Dataset entries on figures
------------------------------------

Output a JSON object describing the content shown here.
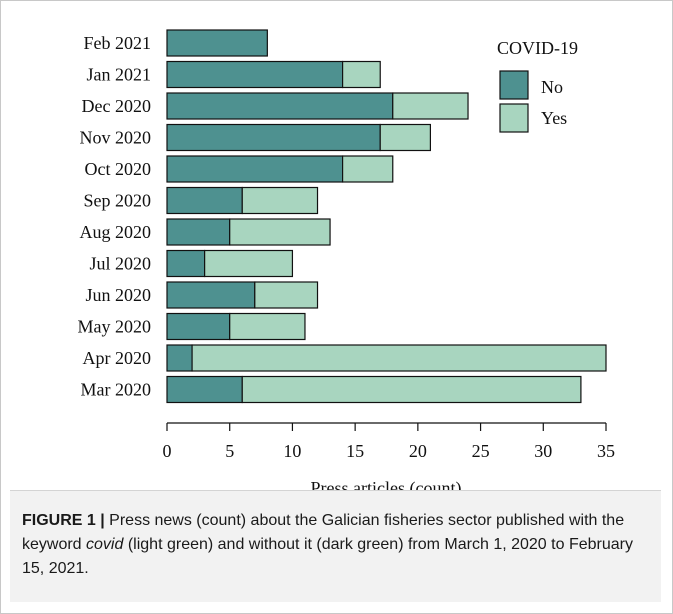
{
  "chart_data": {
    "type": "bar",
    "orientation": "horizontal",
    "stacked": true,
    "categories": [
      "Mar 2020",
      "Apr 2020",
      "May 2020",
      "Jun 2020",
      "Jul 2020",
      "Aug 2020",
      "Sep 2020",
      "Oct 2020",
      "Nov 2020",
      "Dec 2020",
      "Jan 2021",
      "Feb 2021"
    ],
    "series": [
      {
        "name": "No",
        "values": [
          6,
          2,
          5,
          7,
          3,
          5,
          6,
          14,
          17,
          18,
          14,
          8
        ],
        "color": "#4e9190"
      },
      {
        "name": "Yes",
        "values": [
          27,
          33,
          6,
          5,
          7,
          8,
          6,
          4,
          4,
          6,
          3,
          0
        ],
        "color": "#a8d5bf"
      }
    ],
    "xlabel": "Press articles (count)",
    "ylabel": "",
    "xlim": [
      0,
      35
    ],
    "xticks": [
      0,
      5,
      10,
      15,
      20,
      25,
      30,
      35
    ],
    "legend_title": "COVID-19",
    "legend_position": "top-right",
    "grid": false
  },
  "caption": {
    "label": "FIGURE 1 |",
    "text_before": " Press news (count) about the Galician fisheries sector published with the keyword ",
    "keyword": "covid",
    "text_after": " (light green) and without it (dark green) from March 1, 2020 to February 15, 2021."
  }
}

------------------------------------

*WORK TO DO*. Exclude the pictures, and transcribe all of the material exactly.

*FULL OUTPUT*.
Output a JSON object describing the content shown here.
{
  "chart_data": {
    "type": "bar",
    "orientation": "horizontal",
    "stacked": true,
    "categories": [
      "Mar 2020",
      "Apr 2020",
      "May 2020",
      "Jun 2020",
      "Jul 2020",
      "Aug 2020",
      "Sep 2020",
      "Oct 2020",
      "Nov 2020",
      "Dec 2020",
      "Jan 2021",
      "Feb 2021"
    ],
    "series": [
      {
        "name": "No",
        "values": [
          6,
          2,
          5,
          7,
          3,
          5,
          6,
          14,
          17,
          18,
          14,
          8
        ],
        "color": "#4e9190"
      },
      {
        "name": "Yes",
        "values": [
          27,
          33,
          6,
          5,
          7,
          8,
          6,
          4,
          4,
          6,
          3,
          0
        ],
        "color": "#a8d5bf"
      }
    ],
    "xlabel": "Press articles (count)",
    "ylabel": "",
    "xlim": [
      0,
      35
    ],
    "xticks": [
      0,
      5,
      10,
      15,
      20,
      25,
      30,
      35
    ],
    "legend_title": "COVID-19",
    "legend_position": "top-right",
    "grid": false
  },
  "caption": {
    "label": "FIGURE 1 |",
    "text_before": " Press news (count) about the Galician fisheries sector published with the keyword ",
    "keyword": "covid",
    "text_after": " (light green) and without it (dark green) from March 1, 2020 to February 15, 2021."
  }
}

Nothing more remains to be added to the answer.